[Stored items]
· · ·
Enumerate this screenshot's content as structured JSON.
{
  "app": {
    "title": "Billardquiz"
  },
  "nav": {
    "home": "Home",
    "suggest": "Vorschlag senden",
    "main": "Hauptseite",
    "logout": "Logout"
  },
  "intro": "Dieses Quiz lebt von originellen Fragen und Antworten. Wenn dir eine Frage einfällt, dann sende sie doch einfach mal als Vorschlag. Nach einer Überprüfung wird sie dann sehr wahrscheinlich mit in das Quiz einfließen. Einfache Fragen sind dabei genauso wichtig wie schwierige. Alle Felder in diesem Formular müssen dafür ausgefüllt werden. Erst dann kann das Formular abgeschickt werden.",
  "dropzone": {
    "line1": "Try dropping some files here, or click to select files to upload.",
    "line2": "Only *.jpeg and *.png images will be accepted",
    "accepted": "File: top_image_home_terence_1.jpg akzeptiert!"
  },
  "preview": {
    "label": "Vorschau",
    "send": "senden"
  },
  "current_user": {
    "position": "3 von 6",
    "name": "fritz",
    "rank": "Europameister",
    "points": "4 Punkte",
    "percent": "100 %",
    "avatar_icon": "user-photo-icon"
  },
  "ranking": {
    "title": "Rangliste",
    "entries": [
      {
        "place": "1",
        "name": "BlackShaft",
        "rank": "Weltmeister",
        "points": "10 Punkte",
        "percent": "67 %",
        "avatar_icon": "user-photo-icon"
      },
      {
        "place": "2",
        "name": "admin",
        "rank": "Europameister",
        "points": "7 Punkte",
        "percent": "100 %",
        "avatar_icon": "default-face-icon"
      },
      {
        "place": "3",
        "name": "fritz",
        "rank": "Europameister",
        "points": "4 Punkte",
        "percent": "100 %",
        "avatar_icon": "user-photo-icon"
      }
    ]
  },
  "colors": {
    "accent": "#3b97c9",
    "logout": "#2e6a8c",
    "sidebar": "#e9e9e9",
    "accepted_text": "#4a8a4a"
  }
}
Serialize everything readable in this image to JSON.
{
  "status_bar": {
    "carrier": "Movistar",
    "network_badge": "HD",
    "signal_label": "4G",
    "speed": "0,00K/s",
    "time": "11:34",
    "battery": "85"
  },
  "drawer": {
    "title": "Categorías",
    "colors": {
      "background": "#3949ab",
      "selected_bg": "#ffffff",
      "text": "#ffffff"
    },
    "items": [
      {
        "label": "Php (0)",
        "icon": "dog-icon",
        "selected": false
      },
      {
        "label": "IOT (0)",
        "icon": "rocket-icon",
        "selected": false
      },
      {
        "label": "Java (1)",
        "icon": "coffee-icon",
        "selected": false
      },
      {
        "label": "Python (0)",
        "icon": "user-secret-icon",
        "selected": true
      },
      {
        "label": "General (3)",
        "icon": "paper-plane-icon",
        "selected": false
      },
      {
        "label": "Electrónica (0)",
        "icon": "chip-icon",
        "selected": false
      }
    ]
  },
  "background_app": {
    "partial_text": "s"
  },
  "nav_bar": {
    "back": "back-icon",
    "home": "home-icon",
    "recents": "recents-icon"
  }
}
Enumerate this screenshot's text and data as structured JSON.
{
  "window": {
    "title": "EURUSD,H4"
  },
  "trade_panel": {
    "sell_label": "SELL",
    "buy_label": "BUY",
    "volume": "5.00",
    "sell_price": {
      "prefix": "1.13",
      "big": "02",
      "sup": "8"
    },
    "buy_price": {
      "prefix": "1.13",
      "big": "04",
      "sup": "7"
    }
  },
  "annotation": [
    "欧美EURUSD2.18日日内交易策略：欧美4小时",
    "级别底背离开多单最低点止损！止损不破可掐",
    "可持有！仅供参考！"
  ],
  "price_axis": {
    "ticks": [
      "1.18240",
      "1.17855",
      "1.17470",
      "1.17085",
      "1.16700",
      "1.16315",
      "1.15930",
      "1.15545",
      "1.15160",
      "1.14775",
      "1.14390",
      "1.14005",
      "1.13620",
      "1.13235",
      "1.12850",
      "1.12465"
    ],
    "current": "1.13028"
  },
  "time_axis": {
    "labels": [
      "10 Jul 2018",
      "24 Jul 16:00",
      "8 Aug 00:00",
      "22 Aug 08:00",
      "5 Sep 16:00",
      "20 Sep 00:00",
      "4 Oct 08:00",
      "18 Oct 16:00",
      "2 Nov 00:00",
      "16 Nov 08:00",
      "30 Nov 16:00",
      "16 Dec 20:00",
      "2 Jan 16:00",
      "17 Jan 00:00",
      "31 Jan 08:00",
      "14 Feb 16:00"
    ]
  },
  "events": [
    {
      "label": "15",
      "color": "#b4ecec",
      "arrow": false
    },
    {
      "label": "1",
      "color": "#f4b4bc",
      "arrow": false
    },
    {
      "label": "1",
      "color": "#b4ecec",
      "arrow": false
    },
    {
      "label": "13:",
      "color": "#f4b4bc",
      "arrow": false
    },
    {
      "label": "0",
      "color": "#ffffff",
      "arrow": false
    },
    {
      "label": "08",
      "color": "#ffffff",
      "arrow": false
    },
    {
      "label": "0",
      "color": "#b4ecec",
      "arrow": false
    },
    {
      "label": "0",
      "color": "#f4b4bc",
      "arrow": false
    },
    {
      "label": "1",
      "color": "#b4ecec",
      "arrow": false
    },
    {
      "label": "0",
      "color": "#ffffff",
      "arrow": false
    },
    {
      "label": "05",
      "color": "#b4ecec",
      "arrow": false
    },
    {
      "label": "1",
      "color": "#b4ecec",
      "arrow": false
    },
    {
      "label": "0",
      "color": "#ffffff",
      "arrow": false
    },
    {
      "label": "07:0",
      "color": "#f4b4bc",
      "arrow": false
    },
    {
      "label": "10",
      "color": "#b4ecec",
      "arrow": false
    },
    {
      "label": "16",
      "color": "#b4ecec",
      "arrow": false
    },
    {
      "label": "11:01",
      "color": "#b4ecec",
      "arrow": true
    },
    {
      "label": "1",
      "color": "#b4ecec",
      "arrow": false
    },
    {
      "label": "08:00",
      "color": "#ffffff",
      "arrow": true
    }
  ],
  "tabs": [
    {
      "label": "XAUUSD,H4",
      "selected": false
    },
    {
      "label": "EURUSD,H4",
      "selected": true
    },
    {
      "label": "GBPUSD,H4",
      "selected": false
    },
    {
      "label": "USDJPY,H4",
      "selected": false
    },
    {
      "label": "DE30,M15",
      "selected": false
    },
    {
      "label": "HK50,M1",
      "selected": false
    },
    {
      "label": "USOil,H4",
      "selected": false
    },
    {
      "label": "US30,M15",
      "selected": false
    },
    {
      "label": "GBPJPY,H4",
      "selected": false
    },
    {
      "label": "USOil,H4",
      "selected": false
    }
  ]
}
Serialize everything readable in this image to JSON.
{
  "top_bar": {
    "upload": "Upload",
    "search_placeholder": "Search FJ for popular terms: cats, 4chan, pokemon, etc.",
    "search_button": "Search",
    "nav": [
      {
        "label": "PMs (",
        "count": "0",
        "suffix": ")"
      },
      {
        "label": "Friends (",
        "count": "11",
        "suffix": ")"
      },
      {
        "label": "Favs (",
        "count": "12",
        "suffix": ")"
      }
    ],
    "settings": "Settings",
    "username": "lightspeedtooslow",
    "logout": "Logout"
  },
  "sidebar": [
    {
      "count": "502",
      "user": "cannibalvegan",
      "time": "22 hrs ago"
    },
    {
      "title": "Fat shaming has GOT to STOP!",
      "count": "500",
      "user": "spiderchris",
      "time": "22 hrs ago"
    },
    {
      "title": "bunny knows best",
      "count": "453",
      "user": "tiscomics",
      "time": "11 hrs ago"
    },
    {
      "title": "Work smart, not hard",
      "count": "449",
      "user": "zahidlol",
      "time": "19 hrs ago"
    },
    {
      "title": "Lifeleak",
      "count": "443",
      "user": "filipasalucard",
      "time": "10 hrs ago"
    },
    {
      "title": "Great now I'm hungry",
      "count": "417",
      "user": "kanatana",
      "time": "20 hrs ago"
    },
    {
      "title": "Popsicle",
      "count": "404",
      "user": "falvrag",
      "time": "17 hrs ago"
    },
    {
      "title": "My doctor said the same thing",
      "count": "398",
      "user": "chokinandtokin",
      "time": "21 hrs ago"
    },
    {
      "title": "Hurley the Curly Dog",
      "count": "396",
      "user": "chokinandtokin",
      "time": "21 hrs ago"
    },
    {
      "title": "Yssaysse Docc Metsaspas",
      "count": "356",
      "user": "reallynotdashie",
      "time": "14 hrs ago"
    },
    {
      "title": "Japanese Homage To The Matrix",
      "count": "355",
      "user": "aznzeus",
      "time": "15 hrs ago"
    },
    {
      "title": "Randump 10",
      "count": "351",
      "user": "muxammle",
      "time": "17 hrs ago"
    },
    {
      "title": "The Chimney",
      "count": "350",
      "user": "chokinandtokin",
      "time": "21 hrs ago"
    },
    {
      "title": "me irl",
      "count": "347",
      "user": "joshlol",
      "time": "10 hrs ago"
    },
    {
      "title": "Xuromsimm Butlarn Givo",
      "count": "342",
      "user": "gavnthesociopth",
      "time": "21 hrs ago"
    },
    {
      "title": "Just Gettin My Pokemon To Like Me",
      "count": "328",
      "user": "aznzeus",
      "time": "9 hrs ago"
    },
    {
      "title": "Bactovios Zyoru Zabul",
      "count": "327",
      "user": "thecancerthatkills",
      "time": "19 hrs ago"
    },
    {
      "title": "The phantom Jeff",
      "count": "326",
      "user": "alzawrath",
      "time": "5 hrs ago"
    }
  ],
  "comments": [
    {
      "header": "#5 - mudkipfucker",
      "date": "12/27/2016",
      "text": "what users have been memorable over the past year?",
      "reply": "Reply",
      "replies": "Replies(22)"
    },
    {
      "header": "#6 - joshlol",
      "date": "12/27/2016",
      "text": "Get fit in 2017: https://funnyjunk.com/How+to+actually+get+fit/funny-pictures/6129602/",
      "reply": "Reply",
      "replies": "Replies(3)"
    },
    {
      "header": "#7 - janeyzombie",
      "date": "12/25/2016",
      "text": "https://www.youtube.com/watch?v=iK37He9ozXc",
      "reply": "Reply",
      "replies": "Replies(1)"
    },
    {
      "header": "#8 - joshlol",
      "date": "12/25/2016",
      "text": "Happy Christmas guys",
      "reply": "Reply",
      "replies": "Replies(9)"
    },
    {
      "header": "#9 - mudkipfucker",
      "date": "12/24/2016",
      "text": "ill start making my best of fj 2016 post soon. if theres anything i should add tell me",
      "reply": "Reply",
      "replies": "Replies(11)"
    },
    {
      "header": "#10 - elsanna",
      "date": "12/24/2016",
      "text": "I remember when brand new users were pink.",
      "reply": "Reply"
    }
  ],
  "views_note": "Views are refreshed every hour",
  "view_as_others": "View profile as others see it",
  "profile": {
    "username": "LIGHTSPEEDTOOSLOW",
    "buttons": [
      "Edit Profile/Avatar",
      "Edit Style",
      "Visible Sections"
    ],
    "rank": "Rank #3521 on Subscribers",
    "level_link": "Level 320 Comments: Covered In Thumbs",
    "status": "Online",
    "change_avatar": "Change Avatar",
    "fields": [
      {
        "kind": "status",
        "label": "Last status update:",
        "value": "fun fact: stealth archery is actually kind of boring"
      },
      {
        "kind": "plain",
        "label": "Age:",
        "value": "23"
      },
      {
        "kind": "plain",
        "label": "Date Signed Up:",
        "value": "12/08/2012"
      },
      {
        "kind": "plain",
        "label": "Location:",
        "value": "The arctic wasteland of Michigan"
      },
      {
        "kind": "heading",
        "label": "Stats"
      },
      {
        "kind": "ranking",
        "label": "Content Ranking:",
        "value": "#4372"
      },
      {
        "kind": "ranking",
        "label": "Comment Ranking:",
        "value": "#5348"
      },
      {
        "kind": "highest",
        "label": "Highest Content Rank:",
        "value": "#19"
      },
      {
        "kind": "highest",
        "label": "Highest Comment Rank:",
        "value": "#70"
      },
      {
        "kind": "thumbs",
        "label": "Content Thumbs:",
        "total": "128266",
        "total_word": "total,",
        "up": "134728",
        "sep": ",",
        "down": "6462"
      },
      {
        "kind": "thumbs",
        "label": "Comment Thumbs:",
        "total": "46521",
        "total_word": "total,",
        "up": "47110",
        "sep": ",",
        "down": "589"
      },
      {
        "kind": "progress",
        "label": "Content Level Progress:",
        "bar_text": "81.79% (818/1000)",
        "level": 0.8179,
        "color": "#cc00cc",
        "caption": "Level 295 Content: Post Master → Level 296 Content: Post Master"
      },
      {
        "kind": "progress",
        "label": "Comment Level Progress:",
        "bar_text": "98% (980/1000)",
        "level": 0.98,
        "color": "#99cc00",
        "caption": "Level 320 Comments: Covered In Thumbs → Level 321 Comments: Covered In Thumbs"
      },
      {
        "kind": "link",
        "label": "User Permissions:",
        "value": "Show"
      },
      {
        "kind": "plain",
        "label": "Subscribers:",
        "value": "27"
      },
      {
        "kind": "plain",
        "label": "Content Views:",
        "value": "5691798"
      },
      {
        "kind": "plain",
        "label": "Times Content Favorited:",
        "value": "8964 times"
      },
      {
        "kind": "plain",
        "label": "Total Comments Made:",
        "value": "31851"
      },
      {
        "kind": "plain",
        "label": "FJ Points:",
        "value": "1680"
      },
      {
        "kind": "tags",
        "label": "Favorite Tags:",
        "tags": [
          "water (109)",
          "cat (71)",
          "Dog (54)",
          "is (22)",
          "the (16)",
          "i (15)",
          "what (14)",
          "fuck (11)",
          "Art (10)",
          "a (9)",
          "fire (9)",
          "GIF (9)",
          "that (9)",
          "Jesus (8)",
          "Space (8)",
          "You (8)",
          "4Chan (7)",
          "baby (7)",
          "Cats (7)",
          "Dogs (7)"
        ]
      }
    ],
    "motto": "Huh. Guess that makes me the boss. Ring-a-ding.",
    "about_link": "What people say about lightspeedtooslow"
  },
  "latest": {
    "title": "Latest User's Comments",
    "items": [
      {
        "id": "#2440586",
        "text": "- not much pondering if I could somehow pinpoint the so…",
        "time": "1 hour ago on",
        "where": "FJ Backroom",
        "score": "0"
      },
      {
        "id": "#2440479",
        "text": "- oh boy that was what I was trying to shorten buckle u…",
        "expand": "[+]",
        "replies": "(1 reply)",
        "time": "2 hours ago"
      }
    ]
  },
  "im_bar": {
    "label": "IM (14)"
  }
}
· · ·
In the listing above, find the lines holding the word "Covered" and copy them.

    "level_link": "Level 320 Comments: Covered In Thumbs",
        "caption": "Level 320 Comments: Covered In Thumbs → Level 321 Comments: Covered In Thumbs"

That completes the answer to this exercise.